• Objective:
All of the data below must be repeated exactly.
* START Supplied records *
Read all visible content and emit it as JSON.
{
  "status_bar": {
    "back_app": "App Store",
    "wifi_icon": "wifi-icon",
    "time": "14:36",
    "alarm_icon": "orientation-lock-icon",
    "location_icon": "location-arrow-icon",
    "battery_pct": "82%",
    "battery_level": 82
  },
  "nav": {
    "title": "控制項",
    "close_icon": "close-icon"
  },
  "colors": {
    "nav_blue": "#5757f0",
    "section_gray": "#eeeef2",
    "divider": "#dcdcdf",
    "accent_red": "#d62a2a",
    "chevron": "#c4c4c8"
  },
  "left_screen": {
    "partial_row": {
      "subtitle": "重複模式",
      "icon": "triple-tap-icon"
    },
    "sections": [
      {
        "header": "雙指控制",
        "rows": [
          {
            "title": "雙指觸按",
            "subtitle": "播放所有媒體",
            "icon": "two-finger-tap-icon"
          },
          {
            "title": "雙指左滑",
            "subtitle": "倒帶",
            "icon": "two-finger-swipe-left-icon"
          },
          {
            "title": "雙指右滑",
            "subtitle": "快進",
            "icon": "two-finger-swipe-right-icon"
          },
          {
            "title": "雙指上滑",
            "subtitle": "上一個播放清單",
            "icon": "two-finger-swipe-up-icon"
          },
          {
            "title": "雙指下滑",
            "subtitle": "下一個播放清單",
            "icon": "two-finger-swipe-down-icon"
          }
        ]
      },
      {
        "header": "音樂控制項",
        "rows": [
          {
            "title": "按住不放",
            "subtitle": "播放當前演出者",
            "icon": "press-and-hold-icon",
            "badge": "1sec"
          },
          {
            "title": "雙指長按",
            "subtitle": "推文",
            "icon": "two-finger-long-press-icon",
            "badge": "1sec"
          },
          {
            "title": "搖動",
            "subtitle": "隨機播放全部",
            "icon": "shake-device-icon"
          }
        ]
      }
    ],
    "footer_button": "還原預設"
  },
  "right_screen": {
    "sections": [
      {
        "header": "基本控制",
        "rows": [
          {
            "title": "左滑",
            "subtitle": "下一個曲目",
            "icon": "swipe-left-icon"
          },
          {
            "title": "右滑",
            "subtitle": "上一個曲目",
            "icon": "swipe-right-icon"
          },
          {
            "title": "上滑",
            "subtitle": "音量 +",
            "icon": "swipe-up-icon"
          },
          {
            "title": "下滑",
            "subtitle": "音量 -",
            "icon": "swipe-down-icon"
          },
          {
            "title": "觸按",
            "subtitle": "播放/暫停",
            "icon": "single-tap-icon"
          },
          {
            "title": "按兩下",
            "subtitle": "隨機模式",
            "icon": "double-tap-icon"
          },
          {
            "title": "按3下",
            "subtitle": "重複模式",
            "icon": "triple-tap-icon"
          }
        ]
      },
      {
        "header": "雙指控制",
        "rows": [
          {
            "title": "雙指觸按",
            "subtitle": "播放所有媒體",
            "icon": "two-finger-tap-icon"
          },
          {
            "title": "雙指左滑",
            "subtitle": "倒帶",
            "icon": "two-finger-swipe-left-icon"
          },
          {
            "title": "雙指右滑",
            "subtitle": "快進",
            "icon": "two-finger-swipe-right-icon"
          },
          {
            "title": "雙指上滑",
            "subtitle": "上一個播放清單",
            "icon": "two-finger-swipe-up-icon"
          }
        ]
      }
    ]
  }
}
* END Supplied records *
• Correct output:
Read all visible content and emit it as JSON.
{
  "status_bar": {
    "back_app": "App Store",
    "wifi_icon": "wifi-icon",
    "time": "14:36",
    "alarm_icon": "orientation-lock-icon",
    "location_icon": "location-arrow-icon",
    "battery_pct": "82%",
    "battery_level": 82
  },
  "nav": {
    "title": "控制項",
    "close_icon": "close-icon"
  },
  "colors": {
    "nav_blue": "#5757f0",
    "section_gray": "#eeeef2",
    "divider": "#dcdcdf",
    "accent_red": "#d62a2a",
    "chevron": "#c4c4c8"
  },
  "left_screen": {
    "partial_row": {
      "subtitle": "重複模式",
      "icon": "triple-tap-icon"
    },
    "sections": [
      {
        "header": "雙指控制",
        "rows": [
          {
            "title": "雙指觸按",
            "subtitle": "播放所有媒體",
            "icon": "two-finger-tap-icon"
          },
          {
            "title": "雙指左滑",
            "subtitle": "倒帶",
            "icon": "two-finger-swipe-left-icon"
          },
          {
            "title": "雙指右滑",
            "subtitle": "快進",
            "icon": "two-finger-swipe-right-icon"
          },
          {
            "title": "雙指上滑",
            "subtitle": "上一個播放清單",
            "icon": "two-finger-swipe-up-icon"
          },
          {
            "title": "雙指下滑",
            "subtitle": "下一個播放清單",
            "icon": "two-finger-swipe-down-icon"
          }
        ]
      },
      {
        "header": "音樂控制項",
        "rows": [
          {
            "title": "按住不放",
            "subtitle": "播放當前演出者",
            "icon": "press-and-hold-icon",
            "badge": "1sec"
          },
          {
            "title": "雙指長按",
            "subtitle": "推文",
            "icon": "two-finger-long-press-icon",
            "badge": "1sec"
          },
          {
            "title": "搖動",
            "subtitle": "隨機播放全部",
            "icon": "shake-device-icon"
          }
        ]
      }
    ],
    "footer_button": "還原預設"
  },
  "right_screen": {
    "sections": [
      {
        "header": "基本控制",
        "rows": [
          {
            "title": "左滑",
            "subtitle": "下一個曲目",
            "icon": "swipe-left-icon"
          },
          {
            "title": "右滑",
            "subtitle": "上一個曲目",
            "icon": "swipe-right-icon"
          },
          {
            "title": "上滑",
            "subtitle": "音量 +",
            "icon": "swipe-up-icon"
          },
          {
            "title": "下滑",
            "subtitle": "音量 -",
            "icon": "swipe-down-icon"
          },
          {
            "title": "觸按",
            "subtitle": "播放/暫停",
            "icon": "single-tap-icon"
          },
          {
            "title": "按兩下",
            "subtitle": "隨機模式",
            "icon": "double-tap-icon"
          },
          {
            "title": "按3下",
            "subtitle": "重複模式",
            "icon": "triple-tap-icon"
          }
        ]
      },
      {
        "header": "雙指控制",
        "rows": [
          {
            "title": "雙指觸按",
            "subtitle": "播放所有媒體",
            "icon": "two-finger-tap-icon"
          },
          {
            "title": "雙指左滑",
            "subtitle": "倒帶",
            "icon": "two-finger-swipe-left-icon"
          },
          {
            "title": "雙指右滑",
            "subtitle": "快進",
            "icon": "two-finger-swipe-right-icon"
          },
          {
            "title": "雙指上滑",
            "subtitle": "上一個播放清單",
            "icon": "two-finger-swipe-up-icon"
          }
        ]
      }
    ]
  }
}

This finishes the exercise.